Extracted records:
——
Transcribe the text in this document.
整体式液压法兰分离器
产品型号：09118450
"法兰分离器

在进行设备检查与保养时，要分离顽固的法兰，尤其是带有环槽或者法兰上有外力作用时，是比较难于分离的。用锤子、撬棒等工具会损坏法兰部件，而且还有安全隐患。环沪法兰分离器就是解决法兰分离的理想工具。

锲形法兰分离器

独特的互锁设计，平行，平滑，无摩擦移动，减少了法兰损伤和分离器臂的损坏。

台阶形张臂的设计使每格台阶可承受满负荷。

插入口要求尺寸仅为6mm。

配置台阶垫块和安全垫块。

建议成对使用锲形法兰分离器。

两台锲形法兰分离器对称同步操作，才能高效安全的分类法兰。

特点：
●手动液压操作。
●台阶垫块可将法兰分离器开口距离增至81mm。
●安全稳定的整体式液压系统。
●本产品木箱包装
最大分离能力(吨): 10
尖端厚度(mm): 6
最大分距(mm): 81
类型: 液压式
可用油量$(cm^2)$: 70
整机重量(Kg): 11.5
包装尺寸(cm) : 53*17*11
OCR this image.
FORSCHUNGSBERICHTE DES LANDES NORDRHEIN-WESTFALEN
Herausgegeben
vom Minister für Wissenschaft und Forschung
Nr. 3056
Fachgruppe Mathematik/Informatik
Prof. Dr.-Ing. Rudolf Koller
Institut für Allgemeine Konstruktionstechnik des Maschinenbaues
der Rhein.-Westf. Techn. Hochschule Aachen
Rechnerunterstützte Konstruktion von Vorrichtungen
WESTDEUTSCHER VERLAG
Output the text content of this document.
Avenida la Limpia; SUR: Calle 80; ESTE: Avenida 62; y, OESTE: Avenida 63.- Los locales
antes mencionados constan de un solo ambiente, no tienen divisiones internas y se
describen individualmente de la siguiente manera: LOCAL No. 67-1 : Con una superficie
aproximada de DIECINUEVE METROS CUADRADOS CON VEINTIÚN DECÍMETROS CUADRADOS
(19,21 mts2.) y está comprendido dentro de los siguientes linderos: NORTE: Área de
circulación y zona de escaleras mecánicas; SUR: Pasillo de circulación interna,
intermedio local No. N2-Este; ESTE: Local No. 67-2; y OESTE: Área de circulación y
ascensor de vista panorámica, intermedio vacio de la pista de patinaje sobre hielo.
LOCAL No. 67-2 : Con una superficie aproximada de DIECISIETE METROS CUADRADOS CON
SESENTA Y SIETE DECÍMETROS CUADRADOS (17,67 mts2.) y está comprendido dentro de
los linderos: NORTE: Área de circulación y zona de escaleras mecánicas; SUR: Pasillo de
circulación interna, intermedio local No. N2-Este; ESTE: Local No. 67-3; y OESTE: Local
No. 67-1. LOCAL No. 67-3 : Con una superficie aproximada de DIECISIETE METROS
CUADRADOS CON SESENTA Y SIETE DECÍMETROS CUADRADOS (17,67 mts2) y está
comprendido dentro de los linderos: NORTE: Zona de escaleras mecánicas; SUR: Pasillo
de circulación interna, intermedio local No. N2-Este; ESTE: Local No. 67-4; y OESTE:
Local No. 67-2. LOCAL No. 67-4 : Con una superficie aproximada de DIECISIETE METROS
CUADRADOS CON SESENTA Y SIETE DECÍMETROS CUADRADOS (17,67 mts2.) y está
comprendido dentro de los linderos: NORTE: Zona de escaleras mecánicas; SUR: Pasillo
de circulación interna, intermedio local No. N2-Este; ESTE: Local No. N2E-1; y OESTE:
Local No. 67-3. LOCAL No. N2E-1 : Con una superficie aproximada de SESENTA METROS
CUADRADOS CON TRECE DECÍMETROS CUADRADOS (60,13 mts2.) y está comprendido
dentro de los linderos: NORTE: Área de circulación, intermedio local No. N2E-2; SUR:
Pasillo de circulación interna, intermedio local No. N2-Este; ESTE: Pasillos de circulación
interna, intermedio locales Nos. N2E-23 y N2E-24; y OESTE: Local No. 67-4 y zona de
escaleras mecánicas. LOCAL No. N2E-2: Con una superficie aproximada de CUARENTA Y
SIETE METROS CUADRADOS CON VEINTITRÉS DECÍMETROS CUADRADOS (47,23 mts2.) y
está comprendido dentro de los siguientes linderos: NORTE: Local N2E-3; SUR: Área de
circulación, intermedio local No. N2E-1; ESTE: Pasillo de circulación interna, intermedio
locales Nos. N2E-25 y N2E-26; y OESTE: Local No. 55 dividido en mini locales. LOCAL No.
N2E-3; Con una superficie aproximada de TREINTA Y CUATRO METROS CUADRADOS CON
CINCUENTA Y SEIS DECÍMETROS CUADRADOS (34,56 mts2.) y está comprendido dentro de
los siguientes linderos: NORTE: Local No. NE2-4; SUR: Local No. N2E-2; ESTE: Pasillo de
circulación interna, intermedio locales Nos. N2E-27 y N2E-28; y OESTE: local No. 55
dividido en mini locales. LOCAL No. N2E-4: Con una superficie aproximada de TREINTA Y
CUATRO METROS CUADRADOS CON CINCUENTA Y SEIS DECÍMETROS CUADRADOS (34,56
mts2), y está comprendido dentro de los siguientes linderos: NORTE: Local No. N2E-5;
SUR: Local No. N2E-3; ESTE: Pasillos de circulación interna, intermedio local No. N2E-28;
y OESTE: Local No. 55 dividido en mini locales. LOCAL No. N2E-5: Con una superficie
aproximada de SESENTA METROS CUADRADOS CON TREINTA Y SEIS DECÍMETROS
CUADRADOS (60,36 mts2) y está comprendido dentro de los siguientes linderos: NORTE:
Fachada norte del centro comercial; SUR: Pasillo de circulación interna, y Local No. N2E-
——
DO THIS -
All of the entries above need to be reproduced exactly.

RESPONSE TO THIS TASK -
Transcribe the text in this document.
整体式液压法兰分离器
产品型号：09118450
"法兰分离器

在进行设备检查与保养时，要分离顽固的法兰，尤其是带有环槽或者法兰上有外力作用时，是比较难于分离的。用锤子、撬棒等工具会损坏法兰部件，而且还有安全隐患。环沪法兰分离器就是解决法兰分离的理想工具。

锲形法兰分离器

独特的互锁设计，平行，平滑，无摩擦移动，减少了法兰损伤和分离器臂的损坏。

台阶形张臂的设计使每格台阶可承受满负荷。

插入口要求尺寸仅为6mm。

配置台阶垫块和安全垫块。

建议成对使用锲形法兰分离器。

两台锲形法兰分离器对称同步操作，才能高效安全的分类法兰。

特点：
●手动液压操作。
●台阶垫块可将法兰分离器开口距离增至81mm。
●安全稳定的整体式液压系统。
●本产品木箱包装
最大分离能力(吨): 10
尖端厚度(mm): 6
最大分距(mm): 81
类型: 液压式
可用油量$(cm^2)$: 70
整机重量(Kg): 11.5
包装尺寸(cm) : 53*17*11
OCR this image.
FORSCHUNGSBERICHTE DES LANDES NORDRHEIN-WESTFALEN
Herausgegeben
vom Minister für Wissenschaft und Forschung
Nr. 3056
Fachgruppe Mathematik/Informatik
Prof. Dr.-Ing. Rudolf Koller
Institut für Allgemeine Konstruktionstechnik des Maschinenbaues
der Rhein.-Westf. Techn. Hochschule Aachen
Rechnerunterstützte Konstruktion von Vorrichtungen
WESTDEUTSCHER VERLAG
Output the text content of this document.
Avenida la Limpia; SUR: Calle 80; ESTE: Avenida 62; y, OESTE: Avenida 63.- Los locales
antes mencionados constan de un solo ambiente, no tienen divisiones internas y se
describen individualmente de la siguiente manera: LOCAL No. 67-1 : Con una superficie
aproximada de DIECINUEVE METROS CUADRADOS CON VEINTIÚN DECÍMETROS CUADRADOS
(19,21 mts2.) y está comprendido dentro de los siguientes linderos: NORTE: Área de
circulación y zona de escaleras mecánicas; SUR: Pasillo de circulación interna,
intermedio local No. N2-Este; ESTE: Local No. 67-2; y OESTE: Área de circulación y
ascensor de vista panorámica, intermedio vacio de la pista de patinaje sobre hielo.
LOCAL No. 67-2 : Con una superficie aproximada de DIECISIETE METROS CUADRADOS CON
SESENTA Y SIETE DECÍMETROS CUADRADOS (17,67 mts2.) y está comprendido dentro de
los linderos: NORTE: Área de circulación y zona de escaleras mecánicas; SUR: Pasillo de
circulación interna, intermedio local No. N2-Este; ESTE: Local No. 67-3; y OESTE: Local
No. 67-1. LOCAL No. 67-3 : Con una superficie aproximada de DIECISIETE METROS
CUADRADOS CON SESENTA Y SIETE DECÍMETROS CUADRADOS (17,67 mts2) y está
comprendido dentro de los linderos: NORTE: Zona de escaleras mecánicas; SUR: Pasillo
de circulación interna, intermedio local No. N2-Este; ESTE: Local No. 67-4; y OESTE:
Local No. 67-2. LOCAL No. 67-4 : Con una superficie aproximada de DIECISIETE METROS
CUADRADOS CON SESENTA Y SIETE DECÍMETROS CUADRADOS (17,67 mts2.) y está
comprendido dentro de los linderos: NORTE: Zona de escaleras mecánicas; SUR: Pasillo
de circulación interna, intermedio local No. N2-Este; ESTE: Local No. N2E-1; y OESTE:
Local No. 67-3. LOCAL No. N2E-1 : Con una superficie aproximada de SESENTA METROS
CUADRADOS CON TRECE DECÍMETROS CUADRADOS (60,13 mts2.) y está comprendido
dentro de los linderos: NORTE: Área de circulación, intermedio local No. N2E-2; SUR:
Pasillo de circulación interna, intermedio local No. N2-Este; ESTE: Pasillos de circulación
interna, intermedio locales Nos. N2E-23 y N2E-24; y OESTE: Local No. 67-4 y zona de
escaleras mecánicas. LOCAL No. N2E-2: Con una superficie aproximada de CUARENTA Y
SIETE METROS CUADRADOS CON VEINTITRÉS DECÍMETROS CUADRADOS (47,23 mts2.) y
está comprendido dentro de los siguientes linderos: NORTE: Local N2E-3; SUR: Área de
circulación, intermedio local No. N2E-1; ESTE: Pasillo de circulación interna, intermedio
locales Nos. N2E-25 y N2E-26; y OESTE: Local No. 55 dividido en mini locales. LOCAL No.
N2E-3; Con una superficie aproximada de TREINTA Y CUATRO METROS CUADRADOS CON
CINCUENTA Y SEIS DECÍMETROS CUADRADOS (34,56 mts2.) y está comprendido dentro de
los siguientes linderos: NORTE: Local No. NE2-4; SUR: Local No. N2E-2; ESTE: Pasillo de
circulación interna, intermedio locales Nos. N2E-27 y N2E-28; y OESTE: local No. 55
dividido en mini locales. LOCAL No. N2E-4: Con una superficie aproximada de TREINTA Y
CUATRO METROS CUADRADOS CON CINCUENTA Y SEIS DECÍMETROS CUADRADOS (34,56
mts2), y está comprendido dentro de los siguientes linderos: NORTE: Local No. N2E-5;
SUR: Local No. N2E-3; ESTE: Pasillos de circulación interna, intermedio local No. N2E-28;
y OESTE: Local No. 55 dividido en mini locales. LOCAL No. N2E-5: Con una superficie
aproximada de SESENTA METROS CUADRADOS CON TREINTA Y SEIS DECÍMETROS
CUADRADOS (60,36 mts2) y está comprendido dentro de los siguientes linderos: NORTE:
Fachada norte del centro comercial; SUR: Pasillo de circulación interna, y Local No. N2E-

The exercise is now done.